■ Set task ■
Output the full material exactly as it appears here.

■ Collected data ■
##############################

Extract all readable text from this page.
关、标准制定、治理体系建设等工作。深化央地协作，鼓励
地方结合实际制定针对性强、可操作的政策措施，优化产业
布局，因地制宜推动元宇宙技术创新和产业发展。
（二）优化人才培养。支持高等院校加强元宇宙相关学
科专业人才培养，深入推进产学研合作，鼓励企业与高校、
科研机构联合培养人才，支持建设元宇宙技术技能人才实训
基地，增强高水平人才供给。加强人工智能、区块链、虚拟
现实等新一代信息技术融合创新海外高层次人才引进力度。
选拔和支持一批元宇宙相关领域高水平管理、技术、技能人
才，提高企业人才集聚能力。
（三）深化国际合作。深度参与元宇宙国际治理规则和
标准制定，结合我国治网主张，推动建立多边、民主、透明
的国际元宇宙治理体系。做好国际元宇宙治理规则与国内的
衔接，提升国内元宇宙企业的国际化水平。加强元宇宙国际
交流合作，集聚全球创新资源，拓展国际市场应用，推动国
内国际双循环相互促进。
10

##############################

■ Answer to this exercise ■
Extract all readable text from this page.
关、标准制定、治理体系建设等工作。深化央地协作，鼓励
地方结合实际制定针对性强、可操作的政策措施，优化产业
布局，因地制宜推动元宇宙技术创新和产业发展。
（二）优化人才培养。支持高等院校加强元宇宙相关学
科专业人才培养，深入推进产学研合作，鼓励企业与高校、
科研机构联合培养人才，支持建设元宇宙技术技能人才实训
基地，增强高水平人才供给。加强人工智能、区块链、虚拟
现实等新一代信息技术融合创新海外高层次人才引进力度。
选拔和支持一批元宇宙相关领域高水平管理、技术、技能人
才，提高企业人才集聚能力。
（三）深化国际合作。深度参与元宇宙国际治理规则和
标准制定，结合我国治网主张，推动建立多边、民主、透明
的国际元宇宙治理体系。做好国际元宇宙治理规则与国内的
衔接，提升国内元宇宙企业的国际化水平。加强元宇宙国际
交流合作，集聚全球创新资源，拓展国际市场应用，推动国
内国际双循环相互促进。
10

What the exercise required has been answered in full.